**GIVEN EXERCISE**
Reproduce each line exactly. Skip none.

Rows from a figure dataset:
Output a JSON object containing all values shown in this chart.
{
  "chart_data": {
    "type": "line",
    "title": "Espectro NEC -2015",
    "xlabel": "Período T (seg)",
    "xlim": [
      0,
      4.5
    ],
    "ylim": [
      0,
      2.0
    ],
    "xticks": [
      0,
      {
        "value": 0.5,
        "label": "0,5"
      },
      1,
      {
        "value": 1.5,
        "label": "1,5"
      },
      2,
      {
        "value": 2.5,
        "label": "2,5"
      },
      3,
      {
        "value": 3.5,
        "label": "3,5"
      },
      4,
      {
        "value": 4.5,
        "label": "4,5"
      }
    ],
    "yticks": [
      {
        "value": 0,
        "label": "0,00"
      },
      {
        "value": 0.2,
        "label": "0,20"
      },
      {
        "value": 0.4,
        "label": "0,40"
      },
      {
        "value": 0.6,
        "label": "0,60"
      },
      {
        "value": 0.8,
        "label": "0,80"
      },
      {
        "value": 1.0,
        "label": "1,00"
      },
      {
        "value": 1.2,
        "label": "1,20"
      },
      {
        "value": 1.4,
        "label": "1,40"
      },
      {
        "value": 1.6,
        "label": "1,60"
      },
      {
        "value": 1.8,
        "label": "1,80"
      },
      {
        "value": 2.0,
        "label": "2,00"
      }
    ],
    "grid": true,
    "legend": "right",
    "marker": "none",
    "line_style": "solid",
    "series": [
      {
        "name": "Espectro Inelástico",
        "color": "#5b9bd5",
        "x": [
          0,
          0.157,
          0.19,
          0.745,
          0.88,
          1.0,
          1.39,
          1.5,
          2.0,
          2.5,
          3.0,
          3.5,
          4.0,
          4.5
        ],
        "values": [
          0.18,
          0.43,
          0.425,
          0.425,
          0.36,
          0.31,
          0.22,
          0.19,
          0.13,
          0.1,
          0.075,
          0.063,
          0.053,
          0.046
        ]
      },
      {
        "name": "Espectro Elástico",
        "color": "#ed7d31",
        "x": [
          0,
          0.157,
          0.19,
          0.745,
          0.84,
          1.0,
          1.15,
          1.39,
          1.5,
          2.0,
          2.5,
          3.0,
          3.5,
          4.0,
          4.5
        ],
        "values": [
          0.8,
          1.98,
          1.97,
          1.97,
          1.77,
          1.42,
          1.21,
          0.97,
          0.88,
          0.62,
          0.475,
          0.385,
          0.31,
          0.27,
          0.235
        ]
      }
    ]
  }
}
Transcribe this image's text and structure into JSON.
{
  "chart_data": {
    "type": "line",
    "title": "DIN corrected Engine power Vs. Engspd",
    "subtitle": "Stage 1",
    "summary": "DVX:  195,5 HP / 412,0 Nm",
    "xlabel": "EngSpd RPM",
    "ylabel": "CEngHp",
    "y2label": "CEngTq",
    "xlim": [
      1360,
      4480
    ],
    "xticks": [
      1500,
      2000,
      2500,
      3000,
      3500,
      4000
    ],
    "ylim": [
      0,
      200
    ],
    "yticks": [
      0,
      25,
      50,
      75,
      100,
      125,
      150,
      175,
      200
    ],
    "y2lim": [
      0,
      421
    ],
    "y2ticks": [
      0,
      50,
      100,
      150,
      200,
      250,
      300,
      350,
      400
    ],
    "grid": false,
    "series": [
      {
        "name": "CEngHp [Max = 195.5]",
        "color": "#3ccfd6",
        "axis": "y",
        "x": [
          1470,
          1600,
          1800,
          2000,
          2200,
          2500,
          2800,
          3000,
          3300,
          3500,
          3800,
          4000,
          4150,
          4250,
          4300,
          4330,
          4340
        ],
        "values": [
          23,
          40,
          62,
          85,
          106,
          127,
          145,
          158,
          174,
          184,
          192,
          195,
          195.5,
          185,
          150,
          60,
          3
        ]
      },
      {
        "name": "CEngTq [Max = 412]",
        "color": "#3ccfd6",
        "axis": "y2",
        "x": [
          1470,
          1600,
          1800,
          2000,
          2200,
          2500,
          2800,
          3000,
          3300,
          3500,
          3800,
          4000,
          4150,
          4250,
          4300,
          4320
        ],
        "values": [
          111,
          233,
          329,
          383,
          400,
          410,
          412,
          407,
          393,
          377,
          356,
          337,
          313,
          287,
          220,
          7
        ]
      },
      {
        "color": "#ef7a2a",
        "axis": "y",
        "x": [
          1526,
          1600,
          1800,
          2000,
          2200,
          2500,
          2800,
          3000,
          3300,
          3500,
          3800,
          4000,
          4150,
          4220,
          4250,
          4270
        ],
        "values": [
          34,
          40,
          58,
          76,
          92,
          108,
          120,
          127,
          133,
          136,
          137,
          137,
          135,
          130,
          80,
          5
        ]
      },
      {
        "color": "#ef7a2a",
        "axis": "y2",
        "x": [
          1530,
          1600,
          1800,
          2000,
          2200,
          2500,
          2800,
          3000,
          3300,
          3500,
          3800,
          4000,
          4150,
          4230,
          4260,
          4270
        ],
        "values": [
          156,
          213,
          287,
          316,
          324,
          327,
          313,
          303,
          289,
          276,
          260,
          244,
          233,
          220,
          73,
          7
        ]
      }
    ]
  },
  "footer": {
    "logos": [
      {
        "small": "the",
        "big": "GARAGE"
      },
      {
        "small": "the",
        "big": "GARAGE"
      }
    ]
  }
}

**EXERCISE RESPONSE**
Output a JSON object containing all values shown in this chart.
{
  "chart_data": {
    "type": "line",
    "title": "Espectro NEC -2015",
    "xlabel": "Período T (seg)",
    "xlim": [
      0,
      4.5
    ],
    "ylim": [
      0,
      2.0
    ],
    "xticks": [
      0,
      {
        "value": 0.5,
        "label": "0,5"
      },
      1,
      {
        "value": 1.5,
        "label": "1,5"
      },
      2,
      {
        "value": 2.5,
        "label": "2,5"
      },
      3,
      {
        "value": 3.5,
        "label": "3,5"
      },
      4,
      {
        "value": 4.5,
        "label": "4,5"
      }
    ],
    "yticks": [
      {
        "value": 0,
        "label": "0,00"
      },
      {
        "value": 0.2,
        "label": "0,20"
      },
      {
        "value": 0.4,
        "label": "0,40"
      },
      {
        "value": 0.6,
        "label": "0,60"
      },
      {
        "value": 0.8,
        "label": "0,80"
      },
      {
        "value": 1.0,
        "label": "1,00"
      },
      {
        "value": 1.2,
        "label": "1,20"
      },
      {
        "value": 1.4,
        "label": "1,40"
      },
      {
        "value": 1.6,
        "label": "1,60"
      },
      {
        "value": 1.8,
        "label": "1,80"
      },
      {
        "value": 2.0,
        "label": "2,00"
      }
    ],
    "grid": true,
    "legend": "right",
    "marker": "none",
    "line_style": "solid",
    "series": [
      {
        "name": "Espectro Inelástico",
        "color": "#5b9bd5",
        "x": [
          0,
          0.157,
          0.19,
          0.745,
          0.88,
          1.0,
          1.39,
          1.5,
          2.0,
          2.5,
          3.0,
          3.5,
          4.0,
          4.5
        ],
        "values": [
          0.18,
          0.43,
          0.425,
          0.425,
          0.36,
          0.31,
          0.22,
          0.19,
          0.13,
          0.1,
          0.075,
          0.063,
          0.053,
          0.046
        ]
      },
      {
        "name": "Espectro Elástico",
        "color": "#ed7d31",
        "x": [
          0,
          0.157,
          0.19,
          0.745,
          0.84,
          1.0,
          1.15,
          1.39,
          1.5,
          2.0,
          2.5,
          3.0,
          3.5,
          4.0,
          4.5
        ],
        "values": [
          0.8,
          1.98,
          1.97,
          1.97,
          1.77,
          1.42,
          1.21,
          0.97,
          0.88,
          0.62,
          0.475,
          0.385,
          0.31,
          0.27,
          0.235
        ]
      }
    ]
  }
}
Transcribe this image's text and structure into JSON.
{
  "chart_data": {
    "type": "line",
    "title": "DIN corrected Engine power Vs. Engspd",
    "subtitle": "Stage 1",
    "summary": "DVX:  195,5 HP / 412,0 Nm",
    "xlabel": "EngSpd RPM",
    "ylabel": "CEngHp",
    "y2label": "CEngTq",
    "xlim": [
      1360,
      4480
    ],
    "xticks": [
      1500,
      2000,
      2500,
      3000,
      3500,
      4000
    ],
    "ylim": [
      0,
      200
    ],
    "yticks": [
      0,
      25,
      50,
      75,
      100,
      125,
      150,
      175,
      200
    ],
    "y2lim": [
      0,
      421
    ],
    "y2ticks": [
      0,
      50,
      100,
      150,
      200,
      250,
      300,
      350,
      400
    ],
    "grid": false,
    "series": [
      {
        "name": "CEngHp [Max = 195.5]",
        "color": "#3ccfd6",
        "axis": "y",
        "x": [
          1470,
          1600,
          1800,
          2000,
          2200,
          2500,
          2800,
          3000,
          3300,
          3500,
          3800,
          4000,
          4150,
          4250,
          4300,
          4330,
          4340
        ],
        "values": [
          23,
          40,
          62,
          85,
          106,
          127,
          145,
          158,
          174,
          184,
          192,
          195,
          195.5,
          185,
          150,
          60,
          3
        ]
      },
      {
        "name": "CEngTq [Max = 412]",
        "color": "#3ccfd6",
        "axis": "y2",
        "x": [
          1470,
          1600,
          1800,
          2000,
          2200,
          2500,
          2800,
          3000,
          3300,
          3500,
          3800,
          4000,
          4150,
          4250,
          4300,
          4320
        ],
        "values": [
          111,
          233,
          329,
          383,
          400,
          410,
          412,
          407,
          393,
          377,
          356,
          337,
          313,
          287,
          220,
          7
        ]
      },
      {
        "color": "#ef7a2a",
        "axis": "y",
        "x": [
          1526,
          1600,
          1800,
          2000,
          2200,
          2500,
          2800,
          3000,
          3300,
          3500,
          3800,
          4000,
          4150,
          4220,
          4250,
          4270
        ],
        "values": [
          34,
          40,
          58,
          76,
          92,
          108,
          120,
          127,
          133,
          136,
          137,
          137,
          135,
          130,
          80,
          5
        ]
      },
      {
        "color": "#ef7a2a",
        "axis": "y2",
        "x": [
          1530,
          1600,
          1800,
          2000,
          2200,
          2500,
          2800,
          3000,
          3300,
          3500,
          3800,
          4000,
          4150,
          4230,
          4260,
          4270
        ],
        "values": [
          156,
          213,
          287,
          316,
          324,
          327,
          313,
          303,
          289,
          276,
          260,
          244,
          233,
          220,
          73,
          7
        ]
      }
    ]
  },
  "footer": {
    "logos": [
      {
        "small": "the",
        "big": "GARAGE"
      },
      {
        "small": "the",
        "big": "GARAGE"
      }
    ]
  }
}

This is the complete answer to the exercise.